TASK → Could you copy every one of the rows below back out unchanged, character for character and in the same order?

::::::::

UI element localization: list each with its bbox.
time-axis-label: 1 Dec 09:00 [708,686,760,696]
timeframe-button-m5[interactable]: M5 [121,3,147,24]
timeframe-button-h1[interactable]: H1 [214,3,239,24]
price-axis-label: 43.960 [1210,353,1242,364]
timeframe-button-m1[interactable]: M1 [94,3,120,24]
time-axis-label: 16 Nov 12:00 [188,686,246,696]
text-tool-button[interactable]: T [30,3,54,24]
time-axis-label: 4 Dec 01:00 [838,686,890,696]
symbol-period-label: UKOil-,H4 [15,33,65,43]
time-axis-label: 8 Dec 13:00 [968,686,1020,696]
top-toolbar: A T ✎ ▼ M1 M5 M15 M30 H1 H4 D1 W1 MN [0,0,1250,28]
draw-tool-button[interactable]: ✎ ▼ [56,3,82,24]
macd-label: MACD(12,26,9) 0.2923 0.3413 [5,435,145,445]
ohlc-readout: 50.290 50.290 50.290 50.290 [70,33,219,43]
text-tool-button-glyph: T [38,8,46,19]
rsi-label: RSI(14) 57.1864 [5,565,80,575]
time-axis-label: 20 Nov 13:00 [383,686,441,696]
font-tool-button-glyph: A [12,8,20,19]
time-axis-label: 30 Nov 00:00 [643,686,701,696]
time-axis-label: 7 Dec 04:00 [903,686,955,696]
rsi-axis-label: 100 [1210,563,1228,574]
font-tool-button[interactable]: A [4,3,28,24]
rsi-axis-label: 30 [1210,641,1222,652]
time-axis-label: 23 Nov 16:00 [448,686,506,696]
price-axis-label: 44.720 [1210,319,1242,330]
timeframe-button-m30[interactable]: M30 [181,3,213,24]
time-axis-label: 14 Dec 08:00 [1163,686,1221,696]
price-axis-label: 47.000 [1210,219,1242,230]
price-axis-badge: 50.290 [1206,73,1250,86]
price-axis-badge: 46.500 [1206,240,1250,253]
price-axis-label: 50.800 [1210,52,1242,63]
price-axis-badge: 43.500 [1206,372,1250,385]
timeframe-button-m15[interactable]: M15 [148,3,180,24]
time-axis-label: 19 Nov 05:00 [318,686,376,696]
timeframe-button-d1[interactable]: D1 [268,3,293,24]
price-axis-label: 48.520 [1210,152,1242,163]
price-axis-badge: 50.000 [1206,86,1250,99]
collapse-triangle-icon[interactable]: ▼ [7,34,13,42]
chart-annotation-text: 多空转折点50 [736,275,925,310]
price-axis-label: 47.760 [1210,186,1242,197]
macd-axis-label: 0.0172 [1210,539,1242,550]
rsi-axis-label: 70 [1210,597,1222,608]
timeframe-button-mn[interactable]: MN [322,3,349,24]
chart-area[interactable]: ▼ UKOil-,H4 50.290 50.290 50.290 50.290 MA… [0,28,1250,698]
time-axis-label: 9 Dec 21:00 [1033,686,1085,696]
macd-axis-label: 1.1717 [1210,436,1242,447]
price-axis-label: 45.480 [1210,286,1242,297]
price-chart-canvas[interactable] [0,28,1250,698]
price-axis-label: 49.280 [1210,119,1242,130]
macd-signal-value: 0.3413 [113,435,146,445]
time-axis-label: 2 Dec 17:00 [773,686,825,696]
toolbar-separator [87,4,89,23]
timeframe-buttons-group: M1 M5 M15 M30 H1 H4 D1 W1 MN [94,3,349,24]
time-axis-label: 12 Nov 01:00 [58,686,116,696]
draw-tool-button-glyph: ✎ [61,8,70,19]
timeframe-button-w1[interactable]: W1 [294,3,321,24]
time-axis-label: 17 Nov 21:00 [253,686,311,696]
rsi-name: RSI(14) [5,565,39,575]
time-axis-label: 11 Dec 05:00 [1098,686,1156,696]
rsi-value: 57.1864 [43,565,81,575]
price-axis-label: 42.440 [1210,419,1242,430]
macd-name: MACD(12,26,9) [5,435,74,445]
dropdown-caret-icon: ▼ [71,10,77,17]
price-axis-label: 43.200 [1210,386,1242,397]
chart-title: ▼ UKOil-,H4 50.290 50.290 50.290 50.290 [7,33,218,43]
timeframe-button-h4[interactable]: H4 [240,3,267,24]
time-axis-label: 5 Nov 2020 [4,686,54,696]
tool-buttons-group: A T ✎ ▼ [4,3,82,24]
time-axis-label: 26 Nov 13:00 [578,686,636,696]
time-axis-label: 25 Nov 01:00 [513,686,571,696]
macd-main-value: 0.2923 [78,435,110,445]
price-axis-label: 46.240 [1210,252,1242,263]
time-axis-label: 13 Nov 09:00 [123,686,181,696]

::::::::

EXERCISE OUTPUT →
UI element localization: list each with its bbox.
time-axis-label: 1 Dec 09:00 [708,686,760,696]
timeframe-button-m5[interactable]: M5 [121,3,147,24]
timeframe-button-h1[interactable]: H1 [214,3,239,24]
price-axis-label: 43.960 [1210,353,1242,364]
timeframe-button-m1[interactable]: M1 [94,3,120,24]
time-axis-label: 16 Nov 12:00 [188,686,246,696]
text-tool-button[interactable]: T [30,3,54,24]
time-axis-label: 4 Dec 01:00 [838,686,890,696]
symbol-period-label: UKOil-,H4 [15,33,65,43]
time-axis-label: 8 Dec 13:00 [968,686,1020,696]
top-toolbar: A T ✎ ▼ M1 M5 M15 M30 H1 H4 D1 W1 MN [0,0,1250,28]
draw-tool-button[interactable]: ✎ ▼ [56,3,82,24]
macd-label: MACD(12,26,9) 0.2923 0.3413 [5,435,145,445]
ohlc-readout: 50.290 50.290 50.290 50.290 [70,33,219,43]
text-tool-button-glyph: T [38,8,46,19]
rsi-label: RSI(14) 57.1864 [5,565,80,575]
time-axis-label: 20 Nov 13:00 [383,686,441,696]
font-tool-button-glyph: A [12,8,20,19]
time-axis-label: 30 Nov 00:00 [643,686,701,696]
time-axis-label: 7 Dec 04:00 [903,686,955,696]
rsi-axis-label: 100 [1210,563,1228,574]
font-tool-button[interactable]: A [4,3,28,24]
rsi-axis-label: 30 [1210,641,1222,652]
time-axis-label: 23 Nov 16:00 [448,686,506,696]
price-axis-label: 44.720 [1210,319,1242,330]
timeframe-button-m30[interactable]: M30 [181,3,213,24]
time-axis-label: 14 Dec 08:00 [1163,686,1221,696]
price-axis-label: 47.000 [1210,219,1242,230]
price-axis-badge: 50.290 [1206,73,1250,86]
price-axis-badge: 46.500 [1206,240,1250,253]
price-axis-label: 50.800 [1210,52,1242,63]
price-axis-badge: 43.500 [1206,372,1250,385]
timeframe-button-m15[interactable]: M15 [148,3,180,24]
time-axis-label: 19 Nov 05:00 [318,686,376,696]
timeframe-button-d1[interactable]: D1 [268,3,293,24]
price-axis-label: 48.520 [1210,152,1242,163]
price-axis-badge: 50.000 [1206,86,1250,99]
collapse-triangle-icon[interactable]: ▼ [7,34,13,42]
chart-annotation-text: 多空转折点50 [736,275,925,310]
price-axis-label: 47.760 [1210,186,1242,197]
macd-axis-label: 0.0172 [1210,539,1242,550]
rsi-axis-label: 70 [1210,597,1222,608]
timeframe-button-mn[interactable]: MN [322,3,349,24]
chart-area[interactable]: ▼ UKOil-,H4 50.290 50.290 50.290 50.290 MA… [0,28,1250,698]
time-axis-label: 9 Dec 21:00 [1033,686,1085,696]
macd-axis-label: 1.1717 [1210,436,1242,447]
price-axis-label: 45.480 [1210,286,1242,297]
price-chart-canvas[interactable] [0,28,1250,698]
price-axis-label: 49.280 [1210,119,1242,130]
macd-signal-value: 0.3413 [113,435,146,445]
time-axis-label: 2 Dec 17:00 [773,686,825,696]
toolbar-separator [87,4,89,23]
timeframe-buttons-group: M1 M5 M15 M30 H1 H4 D1 W1 MN [94,3,349,24]
time-axis-label: 12 Nov 01:00 [58,686,116,696]
draw-tool-button-glyph: ✎ [61,8,70,19]
timeframe-button-w1[interactable]: W1 [294,3,321,24]
time-axis-label: 17 Nov 21:00 [253,686,311,696]
rsi-name: RSI(14) [5,565,39,575]
time-axis-label: 11 Dec 05:00 [1098,686,1156,696]
rsi-value: 57.1864 [43,565,81,575]
price-axis-label: 42.440 [1210,419,1242,430]
macd-name: MACD(12,26,9) [5,435,74,445]
dropdown-caret-icon: ▼ [71,10,77,17]
price-axis-label: 43.200 [1210,386,1242,397]
chart-title: ▼ UKOil-,H4 50.290 50.290 50.290 50.290 [7,33,218,43]
timeframe-button-h4[interactable]: H4 [240,3,267,24]
time-axis-label: 5 Nov 2020 [4,686,54,696]
tool-buttons-group: A T ✎ ▼ [4,3,82,24]
time-axis-label: 26 Nov 13:00 [578,686,636,696]
time-axis-label: 25 Nov 01:00 [513,686,571,696]
macd-main-value: 0.2923 [78,435,110,445]
price-axis-label: 46.240 [1210,252,1242,263]
time-axis-label: 13 Nov 09:00 [123,686,181,696]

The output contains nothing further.